== TASK TO COMPLETE ==
Rewrite the data below with every occurrence of "interactable" changed to "clickable", leaving everything else the same.

(Entries from a dataset)
....................

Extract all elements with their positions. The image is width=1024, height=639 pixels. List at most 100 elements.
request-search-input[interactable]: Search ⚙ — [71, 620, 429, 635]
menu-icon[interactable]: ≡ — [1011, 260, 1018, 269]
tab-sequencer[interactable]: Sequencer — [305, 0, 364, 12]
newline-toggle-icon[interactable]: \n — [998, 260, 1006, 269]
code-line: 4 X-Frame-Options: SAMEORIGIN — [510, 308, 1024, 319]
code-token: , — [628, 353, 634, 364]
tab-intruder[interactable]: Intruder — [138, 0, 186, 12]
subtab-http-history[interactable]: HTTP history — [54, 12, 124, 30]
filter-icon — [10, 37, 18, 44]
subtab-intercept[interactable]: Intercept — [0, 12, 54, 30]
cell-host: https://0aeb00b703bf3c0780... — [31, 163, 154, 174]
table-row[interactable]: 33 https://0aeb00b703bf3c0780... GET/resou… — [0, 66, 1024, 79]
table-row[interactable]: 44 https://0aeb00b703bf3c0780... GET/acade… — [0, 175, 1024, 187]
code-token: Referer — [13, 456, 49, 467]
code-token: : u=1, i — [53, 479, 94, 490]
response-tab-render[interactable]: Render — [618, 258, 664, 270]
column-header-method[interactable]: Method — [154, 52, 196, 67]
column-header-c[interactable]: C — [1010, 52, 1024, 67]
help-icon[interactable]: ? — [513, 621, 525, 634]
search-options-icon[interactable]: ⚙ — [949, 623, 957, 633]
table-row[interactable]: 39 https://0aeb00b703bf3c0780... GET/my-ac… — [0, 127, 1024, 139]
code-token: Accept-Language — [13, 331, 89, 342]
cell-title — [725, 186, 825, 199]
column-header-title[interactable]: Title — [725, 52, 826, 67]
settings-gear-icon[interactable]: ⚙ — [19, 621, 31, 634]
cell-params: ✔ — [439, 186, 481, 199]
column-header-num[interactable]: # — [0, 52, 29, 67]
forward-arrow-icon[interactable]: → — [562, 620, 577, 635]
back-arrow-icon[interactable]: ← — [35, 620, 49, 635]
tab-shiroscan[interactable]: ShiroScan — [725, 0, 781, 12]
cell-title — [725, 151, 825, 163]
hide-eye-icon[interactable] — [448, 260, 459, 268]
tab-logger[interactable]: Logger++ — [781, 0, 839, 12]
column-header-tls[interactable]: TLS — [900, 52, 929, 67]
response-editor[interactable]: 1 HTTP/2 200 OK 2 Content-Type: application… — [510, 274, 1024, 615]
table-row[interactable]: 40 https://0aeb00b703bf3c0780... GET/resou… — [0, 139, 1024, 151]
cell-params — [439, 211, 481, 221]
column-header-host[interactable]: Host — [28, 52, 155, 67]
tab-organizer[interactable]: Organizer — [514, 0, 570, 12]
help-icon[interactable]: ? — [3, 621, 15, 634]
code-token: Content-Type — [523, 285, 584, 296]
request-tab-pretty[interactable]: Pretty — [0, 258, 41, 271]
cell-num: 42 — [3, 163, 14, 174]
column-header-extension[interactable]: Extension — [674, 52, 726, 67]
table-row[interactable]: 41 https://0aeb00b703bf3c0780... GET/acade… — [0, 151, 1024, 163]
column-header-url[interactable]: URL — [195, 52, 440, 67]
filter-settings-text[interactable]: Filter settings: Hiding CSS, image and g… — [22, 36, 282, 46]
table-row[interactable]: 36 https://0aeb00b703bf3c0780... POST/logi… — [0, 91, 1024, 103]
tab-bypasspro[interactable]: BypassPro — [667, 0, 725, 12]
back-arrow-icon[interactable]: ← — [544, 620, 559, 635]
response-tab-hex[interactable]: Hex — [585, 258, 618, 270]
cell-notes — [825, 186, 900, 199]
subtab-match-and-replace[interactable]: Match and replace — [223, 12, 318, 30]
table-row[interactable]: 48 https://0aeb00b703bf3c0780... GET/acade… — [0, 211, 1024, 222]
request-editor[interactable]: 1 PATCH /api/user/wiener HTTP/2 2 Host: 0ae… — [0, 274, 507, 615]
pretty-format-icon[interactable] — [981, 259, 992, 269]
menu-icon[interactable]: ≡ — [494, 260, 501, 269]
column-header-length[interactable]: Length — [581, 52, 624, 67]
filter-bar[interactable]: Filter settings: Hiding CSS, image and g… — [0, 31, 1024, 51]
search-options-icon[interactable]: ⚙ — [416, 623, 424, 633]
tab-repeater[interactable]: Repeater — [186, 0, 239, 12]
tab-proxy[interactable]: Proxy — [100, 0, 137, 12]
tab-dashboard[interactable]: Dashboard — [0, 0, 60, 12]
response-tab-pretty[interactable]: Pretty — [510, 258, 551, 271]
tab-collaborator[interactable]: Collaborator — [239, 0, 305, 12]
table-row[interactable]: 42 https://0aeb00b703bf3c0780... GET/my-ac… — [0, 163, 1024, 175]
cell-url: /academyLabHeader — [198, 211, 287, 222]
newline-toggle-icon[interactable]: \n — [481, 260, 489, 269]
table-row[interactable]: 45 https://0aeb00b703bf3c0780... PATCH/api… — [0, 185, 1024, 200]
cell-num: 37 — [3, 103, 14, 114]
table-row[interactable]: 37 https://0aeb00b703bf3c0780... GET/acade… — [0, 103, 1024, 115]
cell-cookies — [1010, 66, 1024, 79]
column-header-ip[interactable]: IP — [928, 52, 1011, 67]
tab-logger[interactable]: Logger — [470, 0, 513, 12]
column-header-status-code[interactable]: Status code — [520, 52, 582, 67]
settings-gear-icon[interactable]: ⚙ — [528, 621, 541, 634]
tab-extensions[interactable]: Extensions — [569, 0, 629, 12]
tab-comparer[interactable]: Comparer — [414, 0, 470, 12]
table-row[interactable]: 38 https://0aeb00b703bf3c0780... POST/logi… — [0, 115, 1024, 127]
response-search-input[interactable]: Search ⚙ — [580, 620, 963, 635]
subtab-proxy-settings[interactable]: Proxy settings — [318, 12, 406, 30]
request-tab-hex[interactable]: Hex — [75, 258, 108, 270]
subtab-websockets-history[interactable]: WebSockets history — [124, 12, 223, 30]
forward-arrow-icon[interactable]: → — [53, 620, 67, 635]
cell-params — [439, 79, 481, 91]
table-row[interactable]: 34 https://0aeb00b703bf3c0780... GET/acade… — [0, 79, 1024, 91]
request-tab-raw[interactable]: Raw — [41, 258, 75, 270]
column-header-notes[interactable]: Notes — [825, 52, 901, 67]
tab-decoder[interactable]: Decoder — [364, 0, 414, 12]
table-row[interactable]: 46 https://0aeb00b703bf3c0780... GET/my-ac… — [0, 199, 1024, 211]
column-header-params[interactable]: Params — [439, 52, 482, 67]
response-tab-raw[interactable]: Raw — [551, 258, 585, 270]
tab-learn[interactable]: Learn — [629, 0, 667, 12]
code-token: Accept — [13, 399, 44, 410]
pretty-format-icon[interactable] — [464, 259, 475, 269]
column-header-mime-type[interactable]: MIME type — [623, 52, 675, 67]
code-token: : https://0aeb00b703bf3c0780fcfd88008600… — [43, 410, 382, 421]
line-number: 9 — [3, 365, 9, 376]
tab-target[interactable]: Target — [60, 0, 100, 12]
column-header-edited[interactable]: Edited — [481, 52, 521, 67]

....................

== EXPECTED ANSWER ==
Extract all elements with their positions. The image is width=1024, height=639 pixels. List at most 100 elements.
request-search-input[clickable]: Search ⚙ — [71, 620, 429, 635]
menu-icon[clickable]: ≡ — [1011, 260, 1018, 269]
tab-sequencer[clickable]: Sequencer — [305, 0, 364, 12]
newline-toggle-icon[clickable]: \n — [998, 260, 1006, 269]
code-line: 4 X-Frame-Options: SAMEORIGIN — [510, 308, 1024, 319]
code-token: , — [628, 353, 634, 364]
tab-intruder[clickable]: Intruder — [138, 0, 186, 12]
subtab-http-history[clickable]: HTTP history — [54, 12, 124, 30]
filter-icon — [10, 37, 18, 44]
subtab-intercept[clickable]: Intercept — [0, 12, 54, 30]
cell-host: https://0aeb00b703bf3c0780... — [31, 163, 154, 174]
table-row[clickable]: 33 https://0aeb00b703bf3c0780... GET/resou… — [0, 66, 1024, 79]
table-row[clickable]: 44 https://0aeb00b703bf3c0780... GET/acade… — [0, 175, 1024, 187]
code-token: Referer — [13, 456, 49, 467]
code-token: : u=1, i — [53, 479, 94, 490]
response-tab-render[clickable]: Render — [618, 258, 664, 270]
column-header-method[clickable]: Method — [154, 52, 196, 67]
column-header-c[clickable]: C — [1010, 52, 1024, 67]
help-icon[clickable]: ? — [513, 621, 525, 634]
search-options-icon[clickable]: ⚙ — [949, 623, 957, 633]
table-row[clickable]: 39 https://0aeb00b703bf3c0780... GET/my-ac… — [0, 127, 1024, 139]
code-token: Accept-Language — [13, 331, 89, 342]
cell-title — [725, 186, 825, 199]
column-header-title[clickable]: Title — [725, 52, 826, 67]
settings-gear-icon[clickable]: ⚙ — [19, 621, 31, 634]
cell-params: ✔ — [439, 186, 481, 199]
column-header-num[clickable]: # — [0, 52, 29, 67]
forward-arrow-icon[clickable]: → — [562, 620, 577, 635]
back-arrow-icon[clickable]: ← — [35, 620, 49, 635]
tab-shiroscan[clickable]: ShiroScan — [725, 0, 781, 12]
cell-title — [725, 151, 825, 163]
hide-eye-icon[clickable] — [448, 260, 459, 268]
tab-logger[clickable]: Logger++ — [781, 0, 839, 12]
column-header-tls[clickable]: TLS — [900, 52, 929, 67]
response-editor[clickable]: 1 HTTP/2 200 OK 2 Content-Type: application… — [510, 274, 1024, 615]
table-row[clickable]: 40 https://0aeb00b703bf3c0780... GET/resou… — [0, 139, 1024, 151]
cell-params — [439, 211, 481, 221]
column-header-host[clickable]: Host — [28, 52, 155, 67]
tab-organizer[clickable]: Organizer — [514, 0, 570, 12]
help-icon[clickable]: ? — [3, 621, 15, 634]
code-token: Content-Type — [523, 285, 584, 296]
request-tab-pretty[clickable]: Pretty — [0, 258, 41, 271]
cell-num: 42 — [3, 163, 14, 174]
column-header-extension[clickable]: Extension — [674, 52, 726, 67]
table-row[clickable]: 41 https://0aeb00b703bf3c0780... GET/acade… — [0, 151, 1024, 163]
column-header-url[clickable]: URL — [195, 52, 440, 67]
filter-settings-text[clickable]: Filter settings: Hiding CSS, image and g… — [22, 36, 282, 46]
table-row[clickable]: 36 https://0aeb00b703bf3c0780... POST/logi… — [0, 91, 1024, 103]
tab-bypasspro[clickable]: BypassPro — [667, 0, 725, 12]
back-arrow-icon[clickable]: ← — [544, 620, 559, 635]
response-tab-hex[clickable]: Hex — [585, 258, 618, 270]
cell-notes — [825, 186, 900, 199]
subtab-match-and-replace[clickable]: Match and replace — [223, 12, 318, 30]
table-row[clickable]: 48 https://0aeb00b703bf3c0780... GET/acade… — [0, 211, 1024, 222]
request-editor[clickable]: 1 PATCH /api/user/wiener HTTP/2 2 Host: 0ae… — [0, 274, 507, 615]
pretty-format-icon[clickable] — [981, 259, 992, 269]
menu-icon[clickable]: ≡ — [494, 260, 501, 269]
column-header-length[clickable]: Length — [581, 52, 624, 67]
filter-bar[clickable]: Filter settings: Hiding CSS, image and g… — [0, 31, 1024, 51]
search-options-icon[clickable]: ⚙ — [416, 623, 424, 633]
tab-repeater[clickable]: Repeater — [186, 0, 239, 12]
tab-proxy[clickable]: Proxy — [100, 0, 137, 12]
tab-dashboard[clickable]: Dashboard — [0, 0, 60, 12]
response-tab-pretty[clickable]: Pretty — [510, 258, 551, 271]
tab-collaborator[clickable]: Collaborator — [239, 0, 305, 12]
table-row[clickable]: 42 https://0aeb00b703bf3c0780... GET/my-ac… — [0, 163, 1024, 175]
cell-url: /academyLabHeader — [198, 211, 287, 222]
newline-toggle-icon[clickable]: \n — [481, 260, 489, 269]
table-row[clickable]: 45 https://0aeb00b703bf3c0780... PATCH/api… — [0, 185, 1024, 200]
cell-num: 37 — [3, 103, 14, 114]
table-row[clickable]: 37 https://0aeb00b703bf3c0780... GET/acade… — [0, 103, 1024, 115]
cell-cookies — [1010, 66, 1024, 79]
column-header-ip[clickable]: IP — [928, 52, 1011, 67]
tab-logger[clickable]: Logger — [470, 0, 513, 12]
column-header-status-code[clickable]: Status code — [520, 52, 582, 67]
settings-gear-icon[clickable]: ⚙ — [528, 621, 541, 634]
tab-extensions[clickable]: Extensions — [569, 0, 629, 12]
tab-comparer[clickable]: Comparer — [414, 0, 470, 12]
table-row[clickable]: 38 https://0aeb00b703bf3c0780... POST/logi… — [0, 115, 1024, 127]
response-search-input[clickable]: Search ⚙ — [580, 620, 963, 635]
subtab-proxy-settings[clickable]: Proxy settings — [318, 12, 406, 30]
request-tab-hex[clickable]: Hex — [75, 258, 108, 270]
subtab-websockets-history[clickable]: WebSockets history — [124, 12, 223, 30]
forward-arrow-icon[clickable]: → — [53, 620, 67, 635]
cell-params — [439, 79, 481, 91]
table-row[clickable]: 34 https://0aeb00b703bf3c0780... GET/acade… — [0, 79, 1024, 91]
request-tab-raw[clickable]: Raw — [41, 258, 75, 270]
column-header-notes[clickable]: Notes — [825, 52, 901, 67]
tab-decoder[clickable]: Decoder — [364, 0, 414, 12]
table-row[clickable]: 46 https://0aeb00b703bf3c0780... GET/my-ac… — [0, 199, 1024, 211]
column-header-params[clickable]: Params — [439, 52, 482, 67]
response-tab-raw[clickable]: Raw — [551, 258, 585, 270]
tab-learn[clickable]: Learn — [629, 0, 667, 12]
code-token: Accept — [13, 399, 44, 410]
pretty-format-icon[clickable] — [464, 259, 475, 269]
column-header-mime-type[clickable]: MIME type — [623, 52, 675, 67]
code-token: : https://0aeb00b703bf3c0780fcfd88008600… — [43, 410, 382, 421]
line-number: 9 — [3, 365, 9, 376]
tab-target[clickable]: Target — [60, 0, 100, 12]
column-header-edited[clickable]: Edited — [481, 52, 521, 67]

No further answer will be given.